(Written exercise)
Word for word, restate every line of the listing that follows.

[Extracted records]

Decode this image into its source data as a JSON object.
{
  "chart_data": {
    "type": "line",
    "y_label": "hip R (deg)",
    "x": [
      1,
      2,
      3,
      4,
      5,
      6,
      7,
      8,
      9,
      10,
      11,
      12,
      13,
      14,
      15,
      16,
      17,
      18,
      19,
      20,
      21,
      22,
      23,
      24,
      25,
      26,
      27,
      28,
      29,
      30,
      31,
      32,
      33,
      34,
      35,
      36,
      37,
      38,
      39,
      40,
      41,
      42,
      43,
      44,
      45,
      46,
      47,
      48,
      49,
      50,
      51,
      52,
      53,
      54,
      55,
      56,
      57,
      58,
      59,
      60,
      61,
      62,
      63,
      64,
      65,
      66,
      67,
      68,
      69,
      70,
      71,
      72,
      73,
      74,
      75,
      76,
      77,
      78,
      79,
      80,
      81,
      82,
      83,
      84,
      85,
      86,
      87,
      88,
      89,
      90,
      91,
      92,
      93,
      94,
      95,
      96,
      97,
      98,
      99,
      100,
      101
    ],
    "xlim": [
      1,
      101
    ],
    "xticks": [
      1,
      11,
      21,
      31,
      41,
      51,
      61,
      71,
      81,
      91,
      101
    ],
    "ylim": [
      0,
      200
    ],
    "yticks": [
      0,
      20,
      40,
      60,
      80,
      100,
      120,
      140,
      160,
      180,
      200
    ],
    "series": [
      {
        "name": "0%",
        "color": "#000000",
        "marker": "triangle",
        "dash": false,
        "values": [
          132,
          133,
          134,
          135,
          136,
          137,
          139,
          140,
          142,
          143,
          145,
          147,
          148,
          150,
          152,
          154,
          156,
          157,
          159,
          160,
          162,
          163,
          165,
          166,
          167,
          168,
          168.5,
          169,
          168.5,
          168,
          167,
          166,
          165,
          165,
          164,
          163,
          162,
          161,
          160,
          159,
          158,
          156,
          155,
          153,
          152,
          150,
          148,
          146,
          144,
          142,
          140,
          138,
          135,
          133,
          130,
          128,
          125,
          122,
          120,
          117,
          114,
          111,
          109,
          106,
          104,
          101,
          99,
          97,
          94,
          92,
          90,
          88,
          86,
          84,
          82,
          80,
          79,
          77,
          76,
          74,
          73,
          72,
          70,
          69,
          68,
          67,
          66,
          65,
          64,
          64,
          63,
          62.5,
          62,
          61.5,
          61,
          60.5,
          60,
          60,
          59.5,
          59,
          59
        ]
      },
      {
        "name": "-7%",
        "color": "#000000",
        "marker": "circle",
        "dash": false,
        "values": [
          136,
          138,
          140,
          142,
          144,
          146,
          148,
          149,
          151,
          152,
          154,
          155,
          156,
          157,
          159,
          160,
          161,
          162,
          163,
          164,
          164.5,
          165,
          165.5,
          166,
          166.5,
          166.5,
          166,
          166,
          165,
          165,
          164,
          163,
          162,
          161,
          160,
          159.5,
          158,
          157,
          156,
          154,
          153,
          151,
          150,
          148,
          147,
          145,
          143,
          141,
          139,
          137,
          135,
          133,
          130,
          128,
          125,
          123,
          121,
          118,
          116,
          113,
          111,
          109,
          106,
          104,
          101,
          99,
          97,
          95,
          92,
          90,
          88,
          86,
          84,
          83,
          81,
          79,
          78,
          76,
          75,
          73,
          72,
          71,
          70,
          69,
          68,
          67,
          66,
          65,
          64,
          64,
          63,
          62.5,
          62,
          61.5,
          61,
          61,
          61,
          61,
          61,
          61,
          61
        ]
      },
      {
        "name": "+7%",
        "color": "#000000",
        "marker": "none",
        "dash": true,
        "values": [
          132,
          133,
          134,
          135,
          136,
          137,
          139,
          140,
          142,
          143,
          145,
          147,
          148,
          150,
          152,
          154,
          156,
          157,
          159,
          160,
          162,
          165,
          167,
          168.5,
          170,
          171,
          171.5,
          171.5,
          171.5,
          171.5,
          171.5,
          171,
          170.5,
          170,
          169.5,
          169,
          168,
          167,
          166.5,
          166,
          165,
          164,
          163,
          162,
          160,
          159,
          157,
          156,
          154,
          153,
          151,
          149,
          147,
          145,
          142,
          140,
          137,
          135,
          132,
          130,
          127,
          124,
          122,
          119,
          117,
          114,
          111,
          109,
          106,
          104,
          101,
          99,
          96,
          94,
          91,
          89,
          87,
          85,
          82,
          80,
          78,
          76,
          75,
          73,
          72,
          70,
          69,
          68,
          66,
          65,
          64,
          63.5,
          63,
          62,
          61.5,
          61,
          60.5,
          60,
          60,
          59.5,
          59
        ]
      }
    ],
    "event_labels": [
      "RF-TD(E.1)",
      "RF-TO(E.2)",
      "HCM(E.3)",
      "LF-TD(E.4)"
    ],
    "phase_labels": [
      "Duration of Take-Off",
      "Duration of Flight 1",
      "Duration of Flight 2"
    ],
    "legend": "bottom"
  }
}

(Answer for this exercise)
Decode this image into its source data as a JSON object.
{
  "chart_data": {
    "type": "line",
    "y_label": "hip R (deg)",
    "x": [
      1,
      2,
      3,
      4,
      5,
      6,
      7,
      8,
      9,
      10,
      11,
      12,
      13,
      14,
      15,
      16,
      17,
      18,
      19,
      20,
      21,
      22,
      23,
      24,
      25,
      26,
      27,
      28,
      29,
      30,
      31,
      32,
      33,
      34,
      35,
      36,
      37,
      38,
      39,
      40,
      41,
      42,
      43,
      44,
      45,
      46,
      47,
      48,
      49,
      50,
      51,
      52,
      53,
      54,
      55,
      56,
      57,
      58,
      59,
      60,
      61,
      62,
      63,
      64,
      65,
      66,
      67,
      68,
      69,
      70,
      71,
      72,
      73,
      74,
      75,
      76,
      77,
      78,
      79,
      80,
      81,
      82,
      83,
      84,
      85,
      86,
      87,
      88,
      89,
      90,
      91,
      92,
      93,
      94,
      95,
      96,
      97,
      98,
      99,
      100,
      101
    ],
    "xlim": [
      1,
      101
    ],
    "xticks": [
      1,
      11,
      21,
      31,
      41,
      51,
      61,
      71,
      81,
      91,
      101
    ],
    "ylim": [
      0,
      200
    ],
    "yticks": [
      0,
      20,
      40,
      60,
      80,
      100,
      120,
      140,
      160,
      180,
      200
    ],
    "series": [
      {
        "name": "0%",
        "color": "#000000",
        "marker": "triangle",
        "dash": false,
        "values": [
          132,
          133,
          134,
          135,
          136,
          137,
          139,
          140,
          142,
          143,
          145,
          147,
          148,
          150,
          152,
          154,
          156,
          157,
          159,
          160,
          162,
          163,
          165,
          166,
          167,
          168,
          168.5,
          169,
          168.5,
          168,
          167,
          166,
          165,
          165,
          164,
          163,
          162,
          161,
          160,
          159,
          158,
          156,
          155,
          153,
          152,
          150,
          148,
          146,
          144,
          142,
          140,
          138,
          135,
          133,
          130,
          128,
          125,
          122,
          120,
          117,
          114,
          111,
          109,
          106,
          104,
          101,
          99,
          97,
          94,
          92,
          90,
          88,
          86,
          84,
          82,
          80,
          79,
          77,
          76,
          74,
          73,
          72,
          70,
          69,
          68,
          67,
          66,
          65,
          64,
          64,
          63,
          62.5,
          62,
          61.5,
          61,
          60.5,
          60,
          60,
          59.5,
          59,
          59
        ]
      },
      {
        "name": "-7%",
        "color": "#000000",
        "marker": "circle",
        "dash": false,
        "values": [
          136,
          138,
          140,
          142,
          144,
          146,
          148,
          149,
          151,
          152,
          154,
          155,
          156,
          157,
          159,
          160,
          161,
          162,
          163,
          164,
          164.5,
          165,
          165.5,
          166,
          166.5,
          166.5,
          166,
          166,
          165,
          165,
          164,
          163,
          162,
          161,
          160,
          159.5,
          158,
          157,
          156,
          154,
          153,
          151,
          150,
          148,
          147,
          145,
          143,
          141,
          139,
          137,
          135,
          133,
          130,
          128,
          125,
          123,
          121,
          118,
          116,
          113,
          111,
          109,
          106,
          104,
          101,
          99,
          97,
          95,
          92,
          90,
          88,
          86,
          84,
          83,
          81,
          79,
          78,
          76,
          75,
          73,
          72,
          71,
          70,
          69,
          68,
          67,
          66,
          65,
          64,
          64,
          63,
          62.5,
          62,
          61.5,
          61,
          61,
          61,
          61,
          61,
          61,
          61
        ]
      },
      {
        "name": "+7%",
        "color": "#000000",
        "marker": "none",
        "dash": true,
        "values": [
          132,
          133,
          134,
          135,
          136,
          137,
          139,
          140,
          142,
          143,
          145,
          147,
          148,
          150,
          152,
          154,
          156,
          157,
          159,
          160,
          162,
          165,
          167,
          168.5,
          170,
          171,
          171.5,
          171.5,
          171.5,
          171.5,
          171.5,
          171,
          170.5,
          170,
          169.5,
          169,
          168,
          167,
          166.5,
          166,
          165,
          164,
          163,
          162,
          160,
          159,
          157,
          156,
          154,
          153,
          151,
          149,
          147,
          145,
          142,
          140,
          137,
          135,
          132,
          130,
          127,
          124,
          122,
          119,
          117,
          114,
          111,
          109,
          106,
          104,
          101,
          99,
          96,
          94,
          91,
          89,
          87,
          85,
          82,
          80,
          78,
          76,
          75,
          73,
          72,
          70,
          69,
          68,
          66,
          65,
          64,
          63.5,
          63,
          62,
          61.5,
          61,
          60.5,
          60,
          60,
          59.5,
          59
        ]
      }
    ],
    "event_labels": [
      "RF-TD(E.1)",
      "RF-TO(E.2)",
      "HCM(E.3)",
      "LF-TD(E.4)"
    ],
    "phase_labels": [
      "Duration of Take-Off",
      "Duration of Flight 1",
      "Duration of Flight 2"
    ],
    "legend": "bottom"
  }
}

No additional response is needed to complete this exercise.